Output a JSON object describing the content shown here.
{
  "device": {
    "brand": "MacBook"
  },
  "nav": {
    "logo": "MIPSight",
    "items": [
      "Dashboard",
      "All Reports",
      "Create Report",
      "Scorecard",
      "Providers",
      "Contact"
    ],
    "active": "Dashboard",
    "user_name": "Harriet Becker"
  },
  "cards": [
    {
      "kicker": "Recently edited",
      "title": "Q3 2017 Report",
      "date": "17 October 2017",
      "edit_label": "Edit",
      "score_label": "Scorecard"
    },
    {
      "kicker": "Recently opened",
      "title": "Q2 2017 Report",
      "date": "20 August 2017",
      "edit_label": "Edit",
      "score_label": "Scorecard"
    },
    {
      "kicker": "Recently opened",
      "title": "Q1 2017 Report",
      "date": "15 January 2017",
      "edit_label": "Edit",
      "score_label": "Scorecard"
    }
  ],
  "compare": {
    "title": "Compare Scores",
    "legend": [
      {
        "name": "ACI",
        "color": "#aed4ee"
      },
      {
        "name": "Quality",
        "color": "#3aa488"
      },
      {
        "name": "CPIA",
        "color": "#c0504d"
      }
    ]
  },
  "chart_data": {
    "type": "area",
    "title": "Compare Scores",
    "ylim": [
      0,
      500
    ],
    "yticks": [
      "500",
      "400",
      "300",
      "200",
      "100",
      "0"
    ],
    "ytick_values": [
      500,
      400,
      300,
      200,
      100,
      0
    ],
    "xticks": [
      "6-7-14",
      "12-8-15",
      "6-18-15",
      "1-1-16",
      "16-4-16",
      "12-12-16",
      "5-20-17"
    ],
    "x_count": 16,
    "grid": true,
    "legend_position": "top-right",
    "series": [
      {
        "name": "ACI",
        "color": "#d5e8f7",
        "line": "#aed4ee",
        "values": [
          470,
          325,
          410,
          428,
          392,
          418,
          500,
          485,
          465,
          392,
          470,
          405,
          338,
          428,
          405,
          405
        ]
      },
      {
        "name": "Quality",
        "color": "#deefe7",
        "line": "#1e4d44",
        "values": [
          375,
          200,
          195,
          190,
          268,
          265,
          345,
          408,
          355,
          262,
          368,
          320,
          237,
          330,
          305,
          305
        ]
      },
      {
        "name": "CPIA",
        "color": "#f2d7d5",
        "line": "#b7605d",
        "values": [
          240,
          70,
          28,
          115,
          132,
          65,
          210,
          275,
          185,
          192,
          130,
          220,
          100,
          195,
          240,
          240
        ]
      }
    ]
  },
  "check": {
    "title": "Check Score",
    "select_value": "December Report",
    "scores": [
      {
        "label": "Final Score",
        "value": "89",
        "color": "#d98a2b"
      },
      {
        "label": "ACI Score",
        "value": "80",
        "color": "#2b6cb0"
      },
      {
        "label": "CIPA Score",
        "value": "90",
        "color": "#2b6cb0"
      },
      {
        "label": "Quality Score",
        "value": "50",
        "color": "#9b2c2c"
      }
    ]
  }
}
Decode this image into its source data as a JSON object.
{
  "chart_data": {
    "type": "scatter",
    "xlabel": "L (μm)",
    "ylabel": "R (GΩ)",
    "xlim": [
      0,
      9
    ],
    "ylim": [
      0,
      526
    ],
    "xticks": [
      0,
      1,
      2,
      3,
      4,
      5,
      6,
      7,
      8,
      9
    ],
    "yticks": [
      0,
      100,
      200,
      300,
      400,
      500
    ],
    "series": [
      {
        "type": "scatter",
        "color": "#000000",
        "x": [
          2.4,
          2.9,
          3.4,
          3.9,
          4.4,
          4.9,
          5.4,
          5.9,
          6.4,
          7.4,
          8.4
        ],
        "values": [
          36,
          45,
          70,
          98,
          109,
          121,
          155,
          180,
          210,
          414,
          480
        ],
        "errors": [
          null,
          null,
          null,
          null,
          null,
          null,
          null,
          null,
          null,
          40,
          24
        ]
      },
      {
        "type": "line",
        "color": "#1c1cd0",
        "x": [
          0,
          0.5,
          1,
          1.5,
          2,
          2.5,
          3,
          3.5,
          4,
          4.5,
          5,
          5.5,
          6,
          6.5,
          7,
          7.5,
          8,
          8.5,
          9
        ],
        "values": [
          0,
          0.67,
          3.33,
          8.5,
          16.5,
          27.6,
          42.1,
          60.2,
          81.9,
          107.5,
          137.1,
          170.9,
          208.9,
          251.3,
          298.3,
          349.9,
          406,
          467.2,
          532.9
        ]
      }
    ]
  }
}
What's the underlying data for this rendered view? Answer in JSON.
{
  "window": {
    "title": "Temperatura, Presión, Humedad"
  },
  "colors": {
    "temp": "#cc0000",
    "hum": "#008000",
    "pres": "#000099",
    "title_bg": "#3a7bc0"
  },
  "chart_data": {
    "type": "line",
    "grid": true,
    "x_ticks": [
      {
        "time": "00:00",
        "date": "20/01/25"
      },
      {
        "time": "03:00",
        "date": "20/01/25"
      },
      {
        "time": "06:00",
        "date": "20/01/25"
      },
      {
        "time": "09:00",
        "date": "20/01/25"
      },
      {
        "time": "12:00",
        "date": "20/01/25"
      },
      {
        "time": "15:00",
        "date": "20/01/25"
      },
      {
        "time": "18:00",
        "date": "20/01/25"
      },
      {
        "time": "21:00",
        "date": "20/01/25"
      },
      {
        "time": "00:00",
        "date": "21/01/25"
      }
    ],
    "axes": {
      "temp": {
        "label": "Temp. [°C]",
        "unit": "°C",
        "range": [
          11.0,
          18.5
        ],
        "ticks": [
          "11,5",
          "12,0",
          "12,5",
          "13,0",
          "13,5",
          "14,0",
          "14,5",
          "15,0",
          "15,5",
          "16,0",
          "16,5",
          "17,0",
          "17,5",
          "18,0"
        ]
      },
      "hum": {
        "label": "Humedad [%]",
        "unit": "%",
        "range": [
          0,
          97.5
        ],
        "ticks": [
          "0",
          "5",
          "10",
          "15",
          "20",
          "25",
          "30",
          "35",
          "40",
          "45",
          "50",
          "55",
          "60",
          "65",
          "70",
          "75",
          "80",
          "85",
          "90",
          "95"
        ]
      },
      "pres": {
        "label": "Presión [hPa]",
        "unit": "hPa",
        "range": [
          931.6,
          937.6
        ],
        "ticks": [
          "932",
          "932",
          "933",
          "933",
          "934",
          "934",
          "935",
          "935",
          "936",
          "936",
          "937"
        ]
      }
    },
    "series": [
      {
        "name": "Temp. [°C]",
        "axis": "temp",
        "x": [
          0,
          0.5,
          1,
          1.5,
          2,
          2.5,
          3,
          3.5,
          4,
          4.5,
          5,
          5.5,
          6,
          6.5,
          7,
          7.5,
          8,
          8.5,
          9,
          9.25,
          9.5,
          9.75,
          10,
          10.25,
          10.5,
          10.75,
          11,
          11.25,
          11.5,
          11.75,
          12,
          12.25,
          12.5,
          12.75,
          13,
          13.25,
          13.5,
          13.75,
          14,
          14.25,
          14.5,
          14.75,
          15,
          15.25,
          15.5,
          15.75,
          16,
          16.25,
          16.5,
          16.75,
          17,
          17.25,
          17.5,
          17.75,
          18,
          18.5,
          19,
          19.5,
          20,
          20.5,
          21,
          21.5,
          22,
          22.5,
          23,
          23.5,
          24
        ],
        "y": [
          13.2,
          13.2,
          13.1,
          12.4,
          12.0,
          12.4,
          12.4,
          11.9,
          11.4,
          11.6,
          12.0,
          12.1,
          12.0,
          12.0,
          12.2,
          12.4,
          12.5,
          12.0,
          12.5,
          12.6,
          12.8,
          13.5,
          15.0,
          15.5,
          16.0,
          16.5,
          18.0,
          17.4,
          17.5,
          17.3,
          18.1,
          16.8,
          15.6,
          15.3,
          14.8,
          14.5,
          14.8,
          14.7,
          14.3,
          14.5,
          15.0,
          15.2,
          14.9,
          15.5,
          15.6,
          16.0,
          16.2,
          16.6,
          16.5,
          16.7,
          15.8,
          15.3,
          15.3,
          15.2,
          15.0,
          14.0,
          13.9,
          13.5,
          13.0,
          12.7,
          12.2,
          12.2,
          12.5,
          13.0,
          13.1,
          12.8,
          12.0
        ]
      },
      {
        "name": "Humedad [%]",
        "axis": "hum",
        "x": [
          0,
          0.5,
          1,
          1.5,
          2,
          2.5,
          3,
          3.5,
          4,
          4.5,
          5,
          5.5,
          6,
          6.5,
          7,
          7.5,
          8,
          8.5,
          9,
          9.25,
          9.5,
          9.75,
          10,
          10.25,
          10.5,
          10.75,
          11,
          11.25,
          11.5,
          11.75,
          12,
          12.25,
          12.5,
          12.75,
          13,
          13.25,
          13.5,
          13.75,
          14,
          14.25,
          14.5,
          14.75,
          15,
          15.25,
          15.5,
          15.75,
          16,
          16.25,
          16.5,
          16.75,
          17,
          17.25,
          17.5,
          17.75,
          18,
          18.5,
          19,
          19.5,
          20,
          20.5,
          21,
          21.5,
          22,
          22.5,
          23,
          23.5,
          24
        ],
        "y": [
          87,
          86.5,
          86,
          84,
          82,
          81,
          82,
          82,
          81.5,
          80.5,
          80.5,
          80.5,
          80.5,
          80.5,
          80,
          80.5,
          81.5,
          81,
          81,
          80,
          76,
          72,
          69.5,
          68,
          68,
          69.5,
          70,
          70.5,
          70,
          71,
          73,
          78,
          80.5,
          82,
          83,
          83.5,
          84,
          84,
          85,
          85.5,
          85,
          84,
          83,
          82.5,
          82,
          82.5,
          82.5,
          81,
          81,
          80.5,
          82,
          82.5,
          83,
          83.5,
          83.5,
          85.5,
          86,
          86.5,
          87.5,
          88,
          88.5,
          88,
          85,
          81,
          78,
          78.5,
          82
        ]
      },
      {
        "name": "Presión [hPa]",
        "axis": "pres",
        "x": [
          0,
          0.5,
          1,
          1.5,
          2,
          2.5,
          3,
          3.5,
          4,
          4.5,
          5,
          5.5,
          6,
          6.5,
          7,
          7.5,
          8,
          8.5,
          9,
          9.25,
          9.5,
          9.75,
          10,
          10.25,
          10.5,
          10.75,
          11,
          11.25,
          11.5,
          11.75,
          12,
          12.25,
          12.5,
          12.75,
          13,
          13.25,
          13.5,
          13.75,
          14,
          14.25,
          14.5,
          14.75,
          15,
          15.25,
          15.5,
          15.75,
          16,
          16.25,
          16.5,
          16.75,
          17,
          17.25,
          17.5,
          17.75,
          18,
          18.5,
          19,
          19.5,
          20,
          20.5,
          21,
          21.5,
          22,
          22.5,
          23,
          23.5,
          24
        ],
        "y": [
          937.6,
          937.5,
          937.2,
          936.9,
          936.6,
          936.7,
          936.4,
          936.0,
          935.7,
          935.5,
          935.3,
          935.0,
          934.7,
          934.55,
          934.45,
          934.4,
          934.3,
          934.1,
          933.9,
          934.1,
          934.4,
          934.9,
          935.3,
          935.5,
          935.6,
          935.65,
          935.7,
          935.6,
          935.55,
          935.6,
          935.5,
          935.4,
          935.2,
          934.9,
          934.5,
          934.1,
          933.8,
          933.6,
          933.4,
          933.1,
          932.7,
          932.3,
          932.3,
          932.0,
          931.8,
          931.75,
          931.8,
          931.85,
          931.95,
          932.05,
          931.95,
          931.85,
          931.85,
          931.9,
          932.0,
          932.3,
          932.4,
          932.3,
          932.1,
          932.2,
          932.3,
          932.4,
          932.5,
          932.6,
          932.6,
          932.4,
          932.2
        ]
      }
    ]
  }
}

Work instructions. Determine how many lines include the word "Presión" and report that number by itself.

Solution to the problem. 3